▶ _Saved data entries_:
◆ ◆ ◆ ◆

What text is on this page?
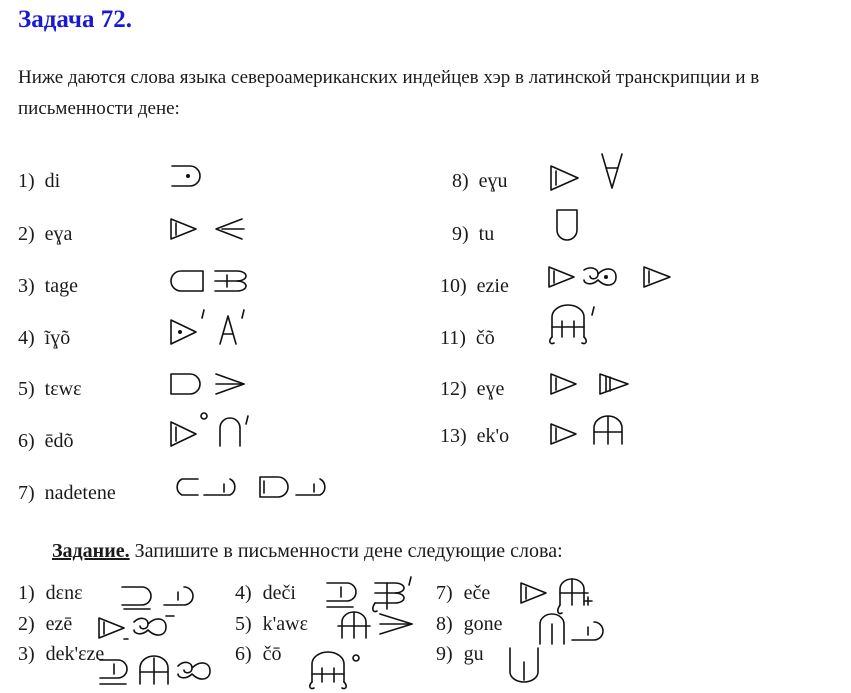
Задача 72.
Ниже даются слова языка североамериканских индейцев хэр в латинской транскрипции и в письменности дене:
1) di
2) eɣa
3) tage
4) ĩɣõ
5) tɛwɛ
6) ēdõ
7) nadetene
8) eɣu
9) tu
10) ezie
11) čõ
12) eɣe
13) ek'o
Задание. Запишите в письменности дене следующие слова:
1) dɛnɛ
2) ezē
3) dek'ɛze
4) deči
5) k'awɛ
6) čō
7) eče
8) gone
9) gu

◆ ◆ ◆ ◆

▶ _Requirements_:
Read through the entries and copy every line that includes "слова".

▶ _Solution for this problem_:
Ниже даются слова языка североамериканских индейцев хэр в латинской транскрипции и в письменности дене:
Задание. Запишите в письменности дене следующие слова:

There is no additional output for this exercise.